***** Records supplied

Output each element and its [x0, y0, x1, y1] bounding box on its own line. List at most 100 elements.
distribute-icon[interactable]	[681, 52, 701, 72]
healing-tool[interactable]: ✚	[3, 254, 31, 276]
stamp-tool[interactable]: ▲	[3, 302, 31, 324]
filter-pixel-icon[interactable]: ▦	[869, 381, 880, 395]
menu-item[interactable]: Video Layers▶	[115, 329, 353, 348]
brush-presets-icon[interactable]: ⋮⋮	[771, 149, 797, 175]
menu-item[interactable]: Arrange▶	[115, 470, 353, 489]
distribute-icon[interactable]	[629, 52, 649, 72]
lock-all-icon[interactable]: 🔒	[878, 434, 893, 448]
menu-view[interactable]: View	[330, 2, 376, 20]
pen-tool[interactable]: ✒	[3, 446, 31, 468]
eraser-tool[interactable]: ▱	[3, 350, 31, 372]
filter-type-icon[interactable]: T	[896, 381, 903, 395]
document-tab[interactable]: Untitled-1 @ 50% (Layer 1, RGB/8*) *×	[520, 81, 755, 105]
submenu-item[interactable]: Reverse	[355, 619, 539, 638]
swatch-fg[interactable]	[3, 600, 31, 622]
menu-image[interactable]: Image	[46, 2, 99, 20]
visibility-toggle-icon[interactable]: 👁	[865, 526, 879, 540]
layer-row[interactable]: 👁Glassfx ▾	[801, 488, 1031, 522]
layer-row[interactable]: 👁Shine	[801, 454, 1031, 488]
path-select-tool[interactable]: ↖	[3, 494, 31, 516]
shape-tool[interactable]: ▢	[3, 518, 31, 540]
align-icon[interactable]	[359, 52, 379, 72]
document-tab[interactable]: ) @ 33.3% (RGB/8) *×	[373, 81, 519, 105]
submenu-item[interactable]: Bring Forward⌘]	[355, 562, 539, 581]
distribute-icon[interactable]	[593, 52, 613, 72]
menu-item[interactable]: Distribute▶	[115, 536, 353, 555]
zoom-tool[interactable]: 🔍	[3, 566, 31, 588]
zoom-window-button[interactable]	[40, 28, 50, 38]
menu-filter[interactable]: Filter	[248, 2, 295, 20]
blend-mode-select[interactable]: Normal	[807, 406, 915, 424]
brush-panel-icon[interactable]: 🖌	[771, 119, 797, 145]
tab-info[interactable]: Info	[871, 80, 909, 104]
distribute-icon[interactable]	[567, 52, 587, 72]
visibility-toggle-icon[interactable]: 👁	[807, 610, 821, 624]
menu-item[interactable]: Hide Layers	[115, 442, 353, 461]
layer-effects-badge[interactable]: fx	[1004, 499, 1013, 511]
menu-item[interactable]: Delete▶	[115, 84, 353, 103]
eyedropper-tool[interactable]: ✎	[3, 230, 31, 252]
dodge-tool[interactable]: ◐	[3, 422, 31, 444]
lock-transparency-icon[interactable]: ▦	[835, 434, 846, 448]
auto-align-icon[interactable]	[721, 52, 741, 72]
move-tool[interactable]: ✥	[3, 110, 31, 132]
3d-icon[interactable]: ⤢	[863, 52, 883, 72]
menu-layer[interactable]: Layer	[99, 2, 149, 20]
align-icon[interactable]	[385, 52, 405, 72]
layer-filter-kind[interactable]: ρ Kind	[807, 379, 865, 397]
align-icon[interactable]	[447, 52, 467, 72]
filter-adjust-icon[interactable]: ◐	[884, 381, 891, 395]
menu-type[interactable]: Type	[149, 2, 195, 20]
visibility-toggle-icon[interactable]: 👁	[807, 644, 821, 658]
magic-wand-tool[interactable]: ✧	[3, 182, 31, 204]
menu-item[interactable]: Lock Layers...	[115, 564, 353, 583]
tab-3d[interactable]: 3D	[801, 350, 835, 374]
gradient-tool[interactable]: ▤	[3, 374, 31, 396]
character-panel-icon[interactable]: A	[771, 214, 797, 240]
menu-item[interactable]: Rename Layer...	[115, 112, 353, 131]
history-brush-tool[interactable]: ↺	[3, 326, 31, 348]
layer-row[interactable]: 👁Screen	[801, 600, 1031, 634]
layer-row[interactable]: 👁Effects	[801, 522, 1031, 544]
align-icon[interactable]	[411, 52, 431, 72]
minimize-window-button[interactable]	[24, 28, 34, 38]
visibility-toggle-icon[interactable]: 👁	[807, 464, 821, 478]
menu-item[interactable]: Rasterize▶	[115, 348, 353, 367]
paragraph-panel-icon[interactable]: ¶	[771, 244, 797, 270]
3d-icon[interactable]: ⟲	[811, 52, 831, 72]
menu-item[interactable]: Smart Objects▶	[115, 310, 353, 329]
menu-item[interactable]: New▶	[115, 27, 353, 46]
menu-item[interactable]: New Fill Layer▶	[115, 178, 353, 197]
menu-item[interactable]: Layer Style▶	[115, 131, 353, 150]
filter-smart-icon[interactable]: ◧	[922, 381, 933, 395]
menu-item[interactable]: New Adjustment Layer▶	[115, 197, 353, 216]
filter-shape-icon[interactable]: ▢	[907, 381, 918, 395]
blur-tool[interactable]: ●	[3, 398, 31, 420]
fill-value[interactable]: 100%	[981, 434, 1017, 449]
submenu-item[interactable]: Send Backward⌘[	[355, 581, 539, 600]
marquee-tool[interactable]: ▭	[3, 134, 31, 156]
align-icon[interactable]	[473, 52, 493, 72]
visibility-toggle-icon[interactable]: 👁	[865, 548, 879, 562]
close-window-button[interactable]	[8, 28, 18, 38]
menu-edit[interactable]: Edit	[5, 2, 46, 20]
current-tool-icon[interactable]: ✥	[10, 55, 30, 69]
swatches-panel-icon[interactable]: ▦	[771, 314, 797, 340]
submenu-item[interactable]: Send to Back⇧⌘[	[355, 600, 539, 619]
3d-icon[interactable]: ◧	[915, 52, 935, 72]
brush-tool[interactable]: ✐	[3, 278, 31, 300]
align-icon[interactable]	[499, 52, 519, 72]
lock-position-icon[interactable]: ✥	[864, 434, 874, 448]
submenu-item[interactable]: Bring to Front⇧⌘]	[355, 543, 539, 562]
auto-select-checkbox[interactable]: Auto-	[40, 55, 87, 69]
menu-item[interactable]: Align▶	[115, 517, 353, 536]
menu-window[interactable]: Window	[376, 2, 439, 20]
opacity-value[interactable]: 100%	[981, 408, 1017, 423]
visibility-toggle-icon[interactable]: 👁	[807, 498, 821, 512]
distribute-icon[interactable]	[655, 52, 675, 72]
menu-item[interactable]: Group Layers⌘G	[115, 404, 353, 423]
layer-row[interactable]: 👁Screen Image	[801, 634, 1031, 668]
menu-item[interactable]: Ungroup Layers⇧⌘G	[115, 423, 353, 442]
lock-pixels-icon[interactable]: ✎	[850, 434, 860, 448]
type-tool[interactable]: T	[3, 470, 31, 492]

**********

Stated exercise
Please rewrite the listing with each "visibility-toggle-icon" swapped for "eye-toggle-icon" and every other character left unchanged.

Final result
Output each element and its [x0, y0, x1, y1] bounding box on its own line. List at most 100 elements.
distribute-icon[interactable]	[681, 52, 701, 72]
healing-tool[interactable]: ✚	[3, 254, 31, 276]
stamp-tool[interactable]: ▲	[3, 302, 31, 324]
filter-pixel-icon[interactable]: ▦	[869, 381, 880, 395]
menu-item[interactable]: Video Layers▶	[115, 329, 353, 348]
brush-presets-icon[interactable]: ⋮⋮	[771, 149, 797, 175]
menu-item[interactable]: Arrange▶	[115, 470, 353, 489]
distribute-icon[interactable]	[629, 52, 649, 72]
lock-all-icon[interactable]: 🔒	[878, 434, 893, 448]
menu-view[interactable]: View	[330, 2, 376, 20]
pen-tool[interactable]: ✒	[3, 446, 31, 468]
eraser-tool[interactable]: ▱	[3, 350, 31, 372]
filter-type-icon[interactable]: T	[896, 381, 903, 395]
document-tab[interactable]: Untitled-1 @ 50% (Layer 1, RGB/8*) *×	[520, 81, 755, 105]
submenu-item[interactable]: Reverse	[355, 619, 539, 638]
swatch-fg[interactable]	[3, 600, 31, 622]
menu-image[interactable]: Image	[46, 2, 99, 20]
eye-toggle-icon[interactable]: 👁	[865, 526, 879, 540]
layer-row[interactable]: 👁Glassfx ▾	[801, 488, 1031, 522]
layer-row[interactable]: 👁Shine	[801, 454, 1031, 488]
path-select-tool[interactable]: ↖	[3, 494, 31, 516]
shape-tool[interactable]: ▢	[3, 518, 31, 540]
align-icon[interactable]	[359, 52, 379, 72]
document-tab[interactable]: ) @ 33.3% (RGB/8) *×	[373, 81, 519, 105]
submenu-item[interactable]: Bring Forward⌘]	[355, 562, 539, 581]
distribute-icon[interactable]	[593, 52, 613, 72]
menu-item[interactable]: Distribute▶	[115, 536, 353, 555]
zoom-tool[interactable]: 🔍	[3, 566, 31, 588]
zoom-window-button[interactable]	[40, 28, 50, 38]
menu-filter[interactable]: Filter	[248, 2, 295, 20]
blend-mode-select[interactable]: Normal	[807, 406, 915, 424]
brush-panel-icon[interactable]: 🖌	[771, 119, 797, 145]
tab-info[interactable]: Info	[871, 80, 909, 104]
distribute-icon[interactable]	[567, 52, 587, 72]
eye-toggle-icon[interactable]: 👁	[807, 610, 821, 624]
menu-item[interactable]: Hide Layers	[115, 442, 353, 461]
layer-effects-badge[interactable]: fx	[1004, 499, 1013, 511]
menu-item[interactable]: Delete▶	[115, 84, 353, 103]
eyedropper-tool[interactable]: ✎	[3, 230, 31, 252]
dodge-tool[interactable]: ◐	[3, 422, 31, 444]
lock-transparency-icon[interactable]: ▦	[835, 434, 846, 448]
auto-align-icon[interactable]	[721, 52, 741, 72]
move-tool[interactable]: ✥	[3, 110, 31, 132]
3d-icon[interactable]: ⤢	[863, 52, 883, 72]
menu-layer[interactable]: Layer	[99, 2, 149, 20]
align-icon[interactable]	[385, 52, 405, 72]
layer-filter-kind[interactable]: ρ Kind	[807, 379, 865, 397]
align-icon[interactable]	[447, 52, 467, 72]
filter-adjust-icon[interactable]: ◐	[884, 381, 891, 395]
menu-type[interactable]: Type	[149, 2, 195, 20]
eye-toggle-icon[interactable]: 👁	[807, 644, 821, 658]
magic-wand-tool[interactable]: ✧	[3, 182, 31, 204]
menu-item[interactable]: Lock Layers...	[115, 564, 353, 583]
tab-3d[interactable]: 3D	[801, 350, 835, 374]
gradient-tool[interactable]: ▤	[3, 374, 31, 396]
character-panel-icon[interactable]: A	[771, 214, 797, 240]
menu-item[interactable]: Rename Layer...	[115, 112, 353, 131]
history-brush-tool[interactable]: ↺	[3, 326, 31, 348]
layer-row[interactable]: 👁Screen	[801, 600, 1031, 634]
layer-row[interactable]: 👁Effects	[801, 522, 1031, 544]
align-icon[interactable]	[411, 52, 431, 72]
minimize-window-button[interactable]	[24, 28, 34, 38]
eye-toggle-icon[interactable]: 👁	[807, 464, 821, 478]
menu-item[interactable]: Rasterize▶	[115, 348, 353, 367]
paragraph-panel-icon[interactable]: ¶	[771, 244, 797, 270]
3d-icon[interactable]: ⟲	[811, 52, 831, 72]
menu-item[interactable]: Smart Objects▶	[115, 310, 353, 329]
menu-item[interactable]: New▶	[115, 27, 353, 46]
menu-item[interactable]: New Fill Layer▶	[115, 178, 353, 197]
menu-item[interactable]: Layer Style▶	[115, 131, 353, 150]
filter-smart-icon[interactable]: ◧	[922, 381, 933, 395]
menu-item[interactable]: New Adjustment Layer▶	[115, 197, 353, 216]
filter-shape-icon[interactable]: ▢	[907, 381, 918, 395]
blur-tool[interactable]: ●	[3, 398, 31, 420]
fill-value[interactable]: 100%	[981, 434, 1017, 449]
submenu-item[interactable]: Send Backward⌘[	[355, 581, 539, 600]
marquee-tool[interactable]: ▭	[3, 134, 31, 156]
align-icon[interactable]	[473, 52, 493, 72]
eye-toggle-icon[interactable]: 👁	[865, 548, 879, 562]
close-window-button[interactable]	[8, 28, 18, 38]
menu-edit[interactable]: Edit	[5, 2, 46, 20]
current-tool-icon[interactable]: ✥	[10, 55, 30, 69]
swatches-panel-icon[interactable]: ▦	[771, 314, 797, 340]
submenu-item[interactable]: Send to Back⇧⌘[	[355, 600, 539, 619]
3d-icon[interactable]: ◧	[915, 52, 935, 72]
brush-tool[interactable]: ✐	[3, 278, 31, 300]
align-icon[interactable]	[499, 52, 519, 72]
lock-position-icon[interactable]: ✥	[864, 434, 874, 448]
submenu-item[interactable]: Bring to Front⇧⌘]	[355, 543, 539, 562]
auto-select-checkbox[interactable]: Auto-	[40, 55, 87, 69]
menu-item[interactable]: Align▶	[115, 517, 353, 536]
menu-window[interactable]: Window	[376, 2, 439, 20]
opacity-value[interactable]: 100%	[981, 408, 1017, 423]
eye-toggle-icon[interactable]: 👁	[807, 498, 821, 512]
distribute-icon[interactable]	[655, 52, 675, 72]
menu-item[interactable]: Group Layers⌘G	[115, 404, 353, 423]
layer-row[interactable]: 👁Screen Image	[801, 634, 1031, 668]
menu-item[interactable]: Ungroup Layers⇧⌘G	[115, 423, 353, 442]
lock-pixels-icon[interactable]: ✎	[850, 434, 860, 448]
type-tool[interactable]: T	[3, 470, 31, 492]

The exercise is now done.